— Selected extract —

Now, Professor Rundle said, evangelical groups are recognizing that mission-minded businesspeople can do things that traditional missionaries cannot. "The future generation of missionary will be the rank-and-file businessman," he said. The wheel, he added, has come full circle: many of the first emissaries of the Gospel were tradesmen, not priests.

One businessman from California, Jeri Little, visited Romania in 1988 on a church trip and was moved by the desperate conditions there. After the fall of the dictator Nicolae Ceausescu in 1989, Mr. Little went to Romania with $100,000 in medicine and supplies.

But Mr. Little, a financial planner who now lives in Romania, wanted to do something beyond a quick fix. "I realized that we needed to not just send them money and create another banana republic dependent on our aid," he said. "We needed people to create business." The question was what kind.

Mr. Little decided to open what he said was the first secondhand clothing store in Iasi (pronounced yahsh), Romania's second-largest city. "Good used clothing from America at good prices," he recalled. "And we introduced a number of new measures, like smiling." Soon there were three stores, and Mr. Little and his wife plowed the profits into local mission projects.

Then, Mr. Little said, God gave him a new assignment: open a restaurant. Why not, Mr. Little, thought, although he knew nothing about it. "The most popular TV show after the revolution was 'Dallas,' " Mr. Little said. "So we said, 'Let's do a Texas theme, make it a Tex-Mex restaurant.' "

The Littles gave the clothing stores to local ministries, and in 1997 opened Little Texas, by all reliable accounts the most popular and authentic, not to mention only, Tex-Mex restaurant in northeastern Romania. As diners in the John Wayne dining room eat their enchiladas and homemade tortillas, they can study a passage on the wall from the 20th Psalm: "Some trust in chariots and some in horses, but we trust in the name of the Lord our God."

(Dataset records)
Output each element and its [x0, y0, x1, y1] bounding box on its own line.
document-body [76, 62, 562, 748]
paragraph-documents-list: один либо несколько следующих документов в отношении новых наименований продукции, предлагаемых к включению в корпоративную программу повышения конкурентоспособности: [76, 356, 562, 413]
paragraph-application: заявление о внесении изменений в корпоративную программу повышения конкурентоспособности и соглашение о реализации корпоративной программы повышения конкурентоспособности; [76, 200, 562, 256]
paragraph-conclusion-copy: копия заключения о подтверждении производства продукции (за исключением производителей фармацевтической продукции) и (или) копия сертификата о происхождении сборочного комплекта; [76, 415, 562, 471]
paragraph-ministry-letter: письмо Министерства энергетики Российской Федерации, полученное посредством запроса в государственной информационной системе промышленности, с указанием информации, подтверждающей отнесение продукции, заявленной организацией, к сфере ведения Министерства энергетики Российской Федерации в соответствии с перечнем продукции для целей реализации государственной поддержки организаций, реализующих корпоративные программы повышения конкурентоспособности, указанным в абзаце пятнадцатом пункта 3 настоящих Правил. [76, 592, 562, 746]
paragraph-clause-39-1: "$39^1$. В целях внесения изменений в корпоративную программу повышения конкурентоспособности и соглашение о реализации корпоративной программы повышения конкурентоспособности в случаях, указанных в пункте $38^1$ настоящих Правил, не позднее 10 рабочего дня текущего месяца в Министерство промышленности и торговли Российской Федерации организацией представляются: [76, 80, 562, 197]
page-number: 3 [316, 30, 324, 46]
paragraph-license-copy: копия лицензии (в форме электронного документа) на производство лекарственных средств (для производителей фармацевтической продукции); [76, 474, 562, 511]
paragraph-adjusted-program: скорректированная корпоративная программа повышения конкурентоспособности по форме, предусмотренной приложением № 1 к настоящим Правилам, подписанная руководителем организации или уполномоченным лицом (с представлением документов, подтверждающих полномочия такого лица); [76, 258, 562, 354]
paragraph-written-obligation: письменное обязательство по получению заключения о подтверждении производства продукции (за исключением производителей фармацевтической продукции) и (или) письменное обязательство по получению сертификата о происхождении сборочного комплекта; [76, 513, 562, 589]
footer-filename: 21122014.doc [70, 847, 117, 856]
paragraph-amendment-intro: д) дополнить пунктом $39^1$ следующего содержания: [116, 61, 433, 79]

— Problems to solve —
#1 Answer these from the passage on Jeri Little:
(a) In what year did Mr. Little first visit Romania on a church trip?
(b) What kind of store did he open in Iasi?
(c) In what year did Little Texas open?
#2 Transcribe the passage on Jeri Little from "One businessman from" to "medicine and supplies.".
Work from the text alone.

— Task-by-task answers —
#1
(a) 1988
(b) A secondhand clothing store
(c) 1997

#2
One businessman from California, Jeri Little, visited Romania in 1988 on a church trip and was moved by the desperate conditions there. After the fall of the dictator Nicolae Ceausescu in 1989, Mr. Little went to Romania with $100,000 in medicine and supplies.